Records that describe figures

::::::::::

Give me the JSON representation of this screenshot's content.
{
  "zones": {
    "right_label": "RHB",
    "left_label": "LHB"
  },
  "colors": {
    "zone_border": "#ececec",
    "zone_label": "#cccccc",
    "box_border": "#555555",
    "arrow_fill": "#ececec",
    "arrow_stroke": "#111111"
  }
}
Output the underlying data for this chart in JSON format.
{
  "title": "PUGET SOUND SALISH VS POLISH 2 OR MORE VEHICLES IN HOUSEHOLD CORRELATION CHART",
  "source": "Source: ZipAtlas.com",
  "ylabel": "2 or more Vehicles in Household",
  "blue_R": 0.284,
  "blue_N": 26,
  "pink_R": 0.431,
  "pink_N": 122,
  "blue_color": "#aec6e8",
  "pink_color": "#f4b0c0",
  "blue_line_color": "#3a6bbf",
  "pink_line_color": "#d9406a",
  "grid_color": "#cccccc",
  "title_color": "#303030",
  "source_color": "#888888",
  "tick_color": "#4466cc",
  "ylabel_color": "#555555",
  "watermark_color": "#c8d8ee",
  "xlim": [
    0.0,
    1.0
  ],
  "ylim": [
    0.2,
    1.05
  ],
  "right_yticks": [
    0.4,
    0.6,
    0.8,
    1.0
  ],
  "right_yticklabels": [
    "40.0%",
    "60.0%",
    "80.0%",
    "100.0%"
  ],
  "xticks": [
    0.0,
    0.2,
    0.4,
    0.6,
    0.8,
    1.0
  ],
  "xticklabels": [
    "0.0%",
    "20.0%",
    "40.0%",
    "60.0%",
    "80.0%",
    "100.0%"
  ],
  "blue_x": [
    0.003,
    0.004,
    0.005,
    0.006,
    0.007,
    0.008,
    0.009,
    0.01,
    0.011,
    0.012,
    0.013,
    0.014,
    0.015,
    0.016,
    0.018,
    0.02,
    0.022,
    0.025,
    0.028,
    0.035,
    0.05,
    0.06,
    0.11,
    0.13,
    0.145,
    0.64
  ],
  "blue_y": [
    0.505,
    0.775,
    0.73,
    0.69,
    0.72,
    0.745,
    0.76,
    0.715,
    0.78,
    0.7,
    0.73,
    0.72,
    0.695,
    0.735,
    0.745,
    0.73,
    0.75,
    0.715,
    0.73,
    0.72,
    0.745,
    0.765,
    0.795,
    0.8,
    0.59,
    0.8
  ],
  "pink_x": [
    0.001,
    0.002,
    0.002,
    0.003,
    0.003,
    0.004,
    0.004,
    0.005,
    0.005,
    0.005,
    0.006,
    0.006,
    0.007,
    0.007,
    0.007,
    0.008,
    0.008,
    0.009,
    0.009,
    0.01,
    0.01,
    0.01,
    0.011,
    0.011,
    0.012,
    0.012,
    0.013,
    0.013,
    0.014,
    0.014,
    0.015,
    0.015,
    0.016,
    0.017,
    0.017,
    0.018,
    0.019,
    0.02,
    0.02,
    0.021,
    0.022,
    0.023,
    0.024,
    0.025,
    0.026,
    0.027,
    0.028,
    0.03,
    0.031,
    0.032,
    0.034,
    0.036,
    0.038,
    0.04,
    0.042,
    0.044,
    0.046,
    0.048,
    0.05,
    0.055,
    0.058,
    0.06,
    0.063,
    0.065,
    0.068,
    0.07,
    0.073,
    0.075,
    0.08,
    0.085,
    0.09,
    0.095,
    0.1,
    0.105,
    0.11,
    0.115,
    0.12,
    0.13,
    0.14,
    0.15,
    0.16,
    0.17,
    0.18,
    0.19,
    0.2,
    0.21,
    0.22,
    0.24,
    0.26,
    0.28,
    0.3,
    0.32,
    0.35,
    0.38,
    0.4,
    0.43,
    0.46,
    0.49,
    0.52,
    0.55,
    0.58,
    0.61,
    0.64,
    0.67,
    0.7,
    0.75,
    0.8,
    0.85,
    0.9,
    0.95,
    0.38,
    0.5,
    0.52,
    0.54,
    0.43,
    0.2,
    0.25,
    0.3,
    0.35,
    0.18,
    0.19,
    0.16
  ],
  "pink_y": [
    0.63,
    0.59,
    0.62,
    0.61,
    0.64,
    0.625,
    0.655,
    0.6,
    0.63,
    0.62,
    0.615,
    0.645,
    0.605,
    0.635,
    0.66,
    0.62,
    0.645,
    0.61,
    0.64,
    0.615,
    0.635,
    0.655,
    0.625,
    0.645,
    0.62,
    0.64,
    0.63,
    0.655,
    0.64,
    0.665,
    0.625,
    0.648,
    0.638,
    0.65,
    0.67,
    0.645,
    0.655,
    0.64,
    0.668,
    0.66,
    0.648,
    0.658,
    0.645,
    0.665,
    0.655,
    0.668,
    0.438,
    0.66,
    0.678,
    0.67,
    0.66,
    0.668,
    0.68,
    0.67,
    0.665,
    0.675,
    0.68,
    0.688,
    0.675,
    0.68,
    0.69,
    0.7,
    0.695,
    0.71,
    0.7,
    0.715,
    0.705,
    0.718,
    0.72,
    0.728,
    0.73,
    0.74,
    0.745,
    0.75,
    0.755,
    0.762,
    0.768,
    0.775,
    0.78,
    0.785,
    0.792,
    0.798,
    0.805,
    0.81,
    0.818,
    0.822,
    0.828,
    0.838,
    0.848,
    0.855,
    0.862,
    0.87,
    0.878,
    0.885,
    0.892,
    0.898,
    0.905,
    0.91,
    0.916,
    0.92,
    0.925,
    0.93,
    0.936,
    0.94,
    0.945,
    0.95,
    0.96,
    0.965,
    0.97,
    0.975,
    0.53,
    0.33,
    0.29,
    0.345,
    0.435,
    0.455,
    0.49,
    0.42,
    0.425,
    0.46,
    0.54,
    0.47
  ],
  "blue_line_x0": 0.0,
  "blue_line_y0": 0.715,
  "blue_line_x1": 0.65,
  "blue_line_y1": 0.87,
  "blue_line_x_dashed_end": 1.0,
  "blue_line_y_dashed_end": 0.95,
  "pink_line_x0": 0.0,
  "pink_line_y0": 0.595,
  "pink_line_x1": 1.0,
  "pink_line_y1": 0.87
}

::::::::::

### Instructions for the task
In full and verbatim, repeat the records given above.

### Reply
Give me the JSON representation of this screenshot's content.
{
  "zones": {
    "right_label": "RHB",
    "left_label": "LHB"
  },
  "colors": {
    "zone_border": "#ececec",
    "zone_label": "#cccccc",
    "box_border": "#555555",
    "arrow_fill": "#ececec",
    "arrow_stroke": "#111111"
  }
}
Output the underlying data for this chart in JSON format.
{
  "title": "PUGET SOUND SALISH VS POLISH 2 OR MORE VEHICLES IN HOUSEHOLD CORRELATION CHART",
  "source": "Source: ZipAtlas.com",
  "ylabel": "2 or more Vehicles in Household",
  "blue_R": 0.284,
  "blue_N": 26,
  "pink_R": 0.431,
  "pink_N": 122,
  "blue_color": "#aec6e8",
  "pink_color": "#f4b0c0",
  "blue_line_color": "#3a6bbf",
  "pink_line_color": "#d9406a",
  "grid_color": "#cccccc",
  "title_color": "#303030",
  "source_color": "#888888",
  "tick_color": "#4466cc",
  "ylabel_color": "#555555",
  "watermark_color": "#c8d8ee",
  "xlim": [
    0.0,
    1.0
  ],
  "ylim": [
    0.2,
    1.05
  ],
  "right_yticks": [
    0.4,
    0.6,
    0.8,
    1.0
  ],
  "right_yticklabels": [
    "40.0%",
    "60.0%",
    "80.0%",
    "100.0%"
  ],
  "xticks": [
    0.0,
    0.2,
    0.4,
    0.6,
    0.8,
    1.0
  ],
  "xticklabels": [
    "0.0%",
    "20.0%",
    "40.0%",
    "60.0%",
    "80.0%",
    "100.0%"
  ],
  "blue_x": [
    0.003,
    0.004,
    0.005,
    0.006,
    0.007,
    0.008,
    0.009,
    0.01,
    0.011,
    0.012,
    0.013,
    0.014,
    0.015,
    0.016,
    0.018,
    0.02,
    0.022,
    0.025,
    0.028,
    0.035,
    0.05,
    0.06,
    0.11,
    0.13,
    0.145,
    0.64
  ],
  "blue_y": [
    0.505,
    0.775,
    0.73,
    0.69,
    0.72,
    0.745,
    0.76,
    0.715,
    0.78,
    0.7,
    0.73,
    0.72,
    0.695,
    0.735,
    0.745,
    0.73,
    0.75,
    0.715,
    0.73,
    0.72,
    0.745,
    0.765,
    0.795,
    0.8,
    0.59,
    0.8
  ],
  "pink_x": [
    0.001,
    0.002,
    0.002,
    0.003,
    0.003,
    0.004,
    0.004,
    0.005,
    0.005,
    0.005,
    0.006,
    0.006,
    0.007,
    0.007,
    0.007,
    0.008,
    0.008,
    0.009,
    0.009,
    0.01,
    0.01,
    0.01,
    0.011,
    0.011,
    0.012,
    0.012,
    0.013,
    0.013,
    0.014,
    0.014,
    0.015,
    0.015,
    0.016,
    0.017,
    0.017,
    0.018,
    0.019,
    0.02,
    0.02,
    0.021,
    0.022,
    0.023,
    0.024,
    0.025,
    0.026,
    0.027,
    0.028,
    0.03,
    0.031,
    0.032,
    0.034,
    0.036,
    0.038,
    0.04,
    0.042,
    0.044,
    0.046,
    0.048,
    0.05,
    0.055,
    0.058,
    0.06,
    0.063,
    0.065,
    0.068,
    0.07,
    0.073,
    0.075,
    0.08,
    0.085,
    0.09,
    0.095,
    0.1,
    0.105,
    0.11,
    0.115,
    0.12,
    0.13,
    0.14,
    0.15,
    0.16,
    0.17,
    0.18,
    0.19,
    0.2,
    0.21,
    0.22,
    0.24,
    0.26,
    0.28,
    0.3,
    0.32,
    0.35,
    0.38,
    0.4,
    0.43,
    0.46,
    0.49,
    0.52,
    0.55,
    0.58,
    0.61,
    0.64,
    0.67,
    0.7,
    0.75,
    0.8,
    0.85,
    0.9,
    0.95,
    0.38,
    0.5,
    0.52,
    0.54,
    0.43,
    0.2,
    0.25,
    0.3,
    0.35,
    0.18,
    0.19,
    0.16
  ],
  "pink_y": [
    0.63,
    0.59,
    0.62,
    0.61,
    0.64,
    0.625,
    0.655,
    0.6,
    0.63,
    0.62,
    0.615,
    0.645,
    0.605,
    0.635,
    0.66,
    0.62,
    0.645,
    0.61,
    0.64,
    0.615,
    0.635,
    0.655,
    0.625,
    0.645,
    0.62,
    0.64,
    0.63,
    0.655,
    0.64,
    0.665,
    0.625,
    0.648,
    0.638,
    0.65,
    0.67,
    0.645,
    0.655,
    0.64,
    0.668,
    0.66,
    0.648,
    0.658,
    0.645,
    0.665,
    0.655,
    0.668,
    0.438,
    0.66,
    0.678,
    0.67,
    0.66,
    0.668,
    0.68,
    0.67,
    0.665,
    0.675,
    0.68,
    0.688,
    0.675,
    0.68,
    0.69,
    0.7,
    0.695,
    0.71,
    0.7,
    0.715,
    0.705,
    0.718,
    0.72,
    0.728,
    0.73,
    0.74,
    0.745,
    0.75,
    0.755,
    0.762,
    0.768,
    0.775,
    0.78,
    0.785,
    0.792,
    0.798,
    0.805,
    0.81,
    0.818,
    0.822,
    0.828,
    0.838,
    0.848,
    0.855,
    0.862,
    0.87,
    0.878,
    0.885,
    0.892,
    0.898,
    0.905,
    0.91,
    0.916,
    0.92,
    0.925,
    0.93,
    0.936,
    0.94,
    0.945,
    0.95,
    0.96,
    0.965,
    0.97,
    0.975,
    0.53,
    0.33,
    0.29,
    0.345,
    0.435,
    0.455,
    0.49,
    0.42,
    0.425,
    0.46,
    0.54,
    0.47
  ],
  "blue_line_x0": 0.0,
  "blue_line_y0": 0.715,
  "blue_line_x1": 0.65,
  "blue_line_y1": 0.87,
  "blue_line_x_dashed_end": 1.0,
  "blue_line_y_dashed_end": 0.95,
  "pink_line_x0": 0.0,
  "pink_line_y0": 0.595,
  "pink_line_x1": 1.0,
  "pink_line_y1": 0.87
}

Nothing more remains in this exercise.